◆ **DATA SUPPLIED**
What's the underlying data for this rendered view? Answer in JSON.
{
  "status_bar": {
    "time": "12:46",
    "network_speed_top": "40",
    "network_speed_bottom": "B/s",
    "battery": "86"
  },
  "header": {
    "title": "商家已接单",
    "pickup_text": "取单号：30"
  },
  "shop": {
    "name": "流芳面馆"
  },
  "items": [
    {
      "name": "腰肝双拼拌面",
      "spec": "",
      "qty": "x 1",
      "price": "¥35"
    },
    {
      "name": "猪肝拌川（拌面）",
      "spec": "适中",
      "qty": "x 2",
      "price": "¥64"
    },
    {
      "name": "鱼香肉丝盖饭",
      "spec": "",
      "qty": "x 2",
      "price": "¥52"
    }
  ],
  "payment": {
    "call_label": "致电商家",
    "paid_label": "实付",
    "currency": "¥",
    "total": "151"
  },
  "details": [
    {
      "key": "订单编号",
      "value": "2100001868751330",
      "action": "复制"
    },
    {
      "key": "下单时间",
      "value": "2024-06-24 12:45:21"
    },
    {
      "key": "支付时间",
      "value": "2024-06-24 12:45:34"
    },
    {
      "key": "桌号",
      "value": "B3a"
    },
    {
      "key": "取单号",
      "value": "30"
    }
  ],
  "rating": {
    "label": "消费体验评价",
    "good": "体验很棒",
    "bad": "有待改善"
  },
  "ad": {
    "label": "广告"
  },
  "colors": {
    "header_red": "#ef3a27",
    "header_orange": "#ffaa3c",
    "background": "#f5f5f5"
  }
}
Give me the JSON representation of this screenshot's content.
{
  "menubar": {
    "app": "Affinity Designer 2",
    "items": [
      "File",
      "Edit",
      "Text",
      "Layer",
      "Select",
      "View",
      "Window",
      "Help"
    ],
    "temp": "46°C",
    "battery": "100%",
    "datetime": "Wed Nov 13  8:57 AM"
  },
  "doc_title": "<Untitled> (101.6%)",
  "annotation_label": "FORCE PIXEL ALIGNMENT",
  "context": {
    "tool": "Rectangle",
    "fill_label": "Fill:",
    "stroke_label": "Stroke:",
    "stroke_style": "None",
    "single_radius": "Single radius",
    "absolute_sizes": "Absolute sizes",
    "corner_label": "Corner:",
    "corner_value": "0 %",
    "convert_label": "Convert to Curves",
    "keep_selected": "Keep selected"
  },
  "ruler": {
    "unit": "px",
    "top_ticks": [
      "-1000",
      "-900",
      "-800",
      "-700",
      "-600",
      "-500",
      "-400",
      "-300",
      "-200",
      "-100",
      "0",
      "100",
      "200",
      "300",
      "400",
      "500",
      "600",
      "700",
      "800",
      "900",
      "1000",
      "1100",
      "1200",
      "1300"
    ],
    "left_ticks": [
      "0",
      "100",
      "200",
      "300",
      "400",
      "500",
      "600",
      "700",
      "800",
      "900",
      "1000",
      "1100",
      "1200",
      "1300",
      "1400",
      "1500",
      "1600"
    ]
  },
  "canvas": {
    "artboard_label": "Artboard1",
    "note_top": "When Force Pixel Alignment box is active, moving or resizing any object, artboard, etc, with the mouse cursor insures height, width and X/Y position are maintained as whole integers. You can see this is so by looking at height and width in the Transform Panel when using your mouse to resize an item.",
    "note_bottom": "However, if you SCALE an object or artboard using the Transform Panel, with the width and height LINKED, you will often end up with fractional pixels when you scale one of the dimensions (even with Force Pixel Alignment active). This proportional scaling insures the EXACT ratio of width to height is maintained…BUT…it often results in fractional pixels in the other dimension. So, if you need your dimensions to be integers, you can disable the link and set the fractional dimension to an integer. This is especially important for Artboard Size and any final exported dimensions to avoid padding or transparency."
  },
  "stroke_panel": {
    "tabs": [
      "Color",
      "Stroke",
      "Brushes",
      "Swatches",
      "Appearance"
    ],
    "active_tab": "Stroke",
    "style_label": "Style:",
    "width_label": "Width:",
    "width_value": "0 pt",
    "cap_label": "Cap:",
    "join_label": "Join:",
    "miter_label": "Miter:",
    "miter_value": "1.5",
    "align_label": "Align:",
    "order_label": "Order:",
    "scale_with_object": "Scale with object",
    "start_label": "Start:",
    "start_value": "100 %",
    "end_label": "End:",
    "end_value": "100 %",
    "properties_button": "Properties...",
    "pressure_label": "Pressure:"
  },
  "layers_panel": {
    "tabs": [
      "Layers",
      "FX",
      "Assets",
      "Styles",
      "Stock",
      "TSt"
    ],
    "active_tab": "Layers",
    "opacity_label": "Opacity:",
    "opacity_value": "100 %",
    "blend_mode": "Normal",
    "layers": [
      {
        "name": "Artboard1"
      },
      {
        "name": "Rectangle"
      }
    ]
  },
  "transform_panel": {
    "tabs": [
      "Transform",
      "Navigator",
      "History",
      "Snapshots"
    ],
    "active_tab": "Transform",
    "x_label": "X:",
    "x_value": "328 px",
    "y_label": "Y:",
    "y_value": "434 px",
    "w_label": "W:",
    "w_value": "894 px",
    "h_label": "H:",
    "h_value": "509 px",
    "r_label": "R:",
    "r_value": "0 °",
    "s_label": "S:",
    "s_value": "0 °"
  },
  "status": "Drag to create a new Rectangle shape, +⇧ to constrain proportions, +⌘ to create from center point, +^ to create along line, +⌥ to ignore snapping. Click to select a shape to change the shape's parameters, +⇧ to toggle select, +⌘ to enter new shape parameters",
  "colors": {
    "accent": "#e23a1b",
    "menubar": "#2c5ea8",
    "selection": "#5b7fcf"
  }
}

◆ **TASK GOAL**
Please reproduce the entire listing, exactly as shown.

◆ **FULL RESPONSE**
What's the underlying data for this rendered view? Answer in JSON.
{
  "status_bar": {
    "time": "12:46",
    "network_speed_top": "40",
    "network_speed_bottom": "B/s",
    "battery": "86"
  },
  "header": {
    "title": "商家已接单",
    "pickup_text": "取单号：30"
  },
  "shop": {
    "name": "流芳面馆"
  },
  "items": [
    {
      "name": "腰肝双拼拌面",
      "spec": "",
      "qty": "x 1",
      "price": "¥35"
    },
    {
      "name": "猪肝拌川（拌面）",
      "spec": "适中",
      "qty": "x 2",
      "price": "¥64"
    },
    {
      "name": "鱼香肉丝盖饭",
      "spec": "",
      "qty": "x 2",
      "price": "¥52"
    }
  ],
  "payment": {
    "call_label": "致电商家",
    "paid_label": "实付",
    "currency": "¥",
    "total": "151"
  },
  "details": [
    {
      "key": "订单编号",
      "value": "2100001868751330",
      "action": "复制"
    },
    {
      "key": "下单时间",
      "value": "2024-06-24 12:45:21"
    },
    {
      "key": "支付时间",
      "value": "2024-06-24 12:45:34"
    },
    {
      "key": "桌号",
      "value": "B3a"
    },
    {
      "key": "取单号",
      "value": "30"
    }
  ],
  "rating": {
    "label": "消费体验评价",
    "good": "体验很棒",
    "bad": "有待改善"
  },
  "ad": {
    "label": "广告"
  },
  "colors": {
    "header_red": "#ef3a27",
    "header_orange": "#ffaa3c",
    "background": "#f5f5f5"
  }
}
Give me the JSON representation of this screenshot's content.
{
  "menubar": {
    "app": "Affinity Designer 2",
    "items": [
      "File",
      "Edit",
      "Text",
      "Layer",
      "Select",
      "View",
      "Window",
      "Help"
    ],
    "temp": "46°C",
    "battery": "100%",
    "datetime": "Wed Nov 13  8:57 AM"
  },
  "doc_title": "<Untitled> (101.6%)",
  "annotation_label": "FORCE PIXEL ALIGNMENT",
  "context": {
    "tool": "Rectangle",
    "fill_label": "Fill:",
    "stroke_label": "Stroke:",
    "stroke_style": "None",
    "single_radius": "Single radius",
    "absolute_sizes": "Absolute sizes",
    "corner_label": "Corner:",
    "corner_value": "0 %",
    "convert_label": "Convert to Curves",
    "keep_selected": "Keep selected"
  },
  "ruler": {
    "unit": "px",
    "top_ticks": [
      "-1000",
      "-900",
      "-800",
      "-700",
      "-600",
      "-500",
      "-400",
      "-300",
      "-200",
      "-100",
      "0",
      "100",
      "200",
      "300",
      "400",
      "500",
      "600",
      "700",
      "800",
      "900",
      "1000",
      "1100",
      "1200",
      "1300"
    ],
    "left_ticks": [
      "0",
      "100",
      "200",
      "300",
      "400",
      "500",
      "600",
      "700",
      "800",
      "900",
      "1000",
      "1100",
      "1200",
      "1300",
      "1400",
      "1500",
      "1600"
    ]
  },
  "canvas": {
    "artboard_label": "Artboard1",
    "note_top": "When Force Pixel Alignment box is active, moving or resizing any object, artboard, etc, with the mouse cursor insures height, width and X/Y position are maintained as whole integers. You can see this is so by looking at height and width in the Transform Panel when using your mouse to resize an item.",
    "note_bottom": "However, if you SCALE an object or artboard using the Transform Panel, with the width and height LINKED, you will often end up with fractional pixels when you scale one of the dimensions (even with Force Pixel Alignment active). This proportional scaling insures the EXACT ratio of width to height is maintained…BUT…it often results in fractional pixels in the other dimension. So, if you need your dimensions to be integers, you can disable the link and set the fractional dimension to an integer. This is especially important for Artboard Size and any final exported dimensions to avoid padding or transparency."
  },
  "stroke_panel": {
    "tabs": [
      "Color",
      "Stroke",
      "Brushes",
      "Swatches",
      "Appearance"
    ],
    "active_tab": "Stroke",
    "style_label": "Style:",
    "width_label": "Width:",
    "width_value": "0 pt",
    "cap_label": "Cap:",
    "join_label": "Join:",
    "miter_label": "Miter:",
    "miter_value": "1.5",
    "align_label": "Align:",
    "order_label": "Order:",
    "scale_with_object": "Scale with object",
    "start_label": "Start:",
    "start_value": "100 %",
    "end_label": "End:",
    "end_value": "100 %",
    "properties_button": "Properties...",
    "pressure_label": "Pressure:"
  },
  "layers_panel": {
    "tabs": [
      "Layers",
      "FX",
      "Assets",
      "Styles",
      "Stock",
      "TSt"
    ],
    "active_tab": "Layers",
    "opacity_label": "Opacity:",
    "opacity_value": "100 %",
    "blend_mode": "Normal",
    "layers": [
      {
        "name": "Artboard1"
      },
      {
        "name": "Rectangle"
      }
    ]
  },
  "transform_panel": {
    "tabs": [
      "Transform",
      "Navigator",
      "History",
      "Snapshots"
    ],
    "active_tab": "Transform",
    "x_label": "X:",
    "x_value": "328 px",
    "y_label": "Y:",
    "y_value": "434 px",
    "w_label": "W:",
    "w_value": "894 px",
    "h_label": "H:",
    "h_value": "509 px",
    "r_label": "R:",
    "r_value": "0 °",
    "s_label": "S:",
    "s_value": "0 °"
  },
  "status": "Drag to create a new Rectangle shape, +⇧ to constrain proportions, +⌘ to create from center point, +^ to create along line, +⌥ to ignore snapping. Click to select a shape to change the shape's parameters, +⇧ to toggle select, +⌘ to enter new shape parameters",
  "colors": {
    "accent": "#e23a1b",
    "menubar": "#2c5ea8",
    "selection": "#5b7fcf"
  }
}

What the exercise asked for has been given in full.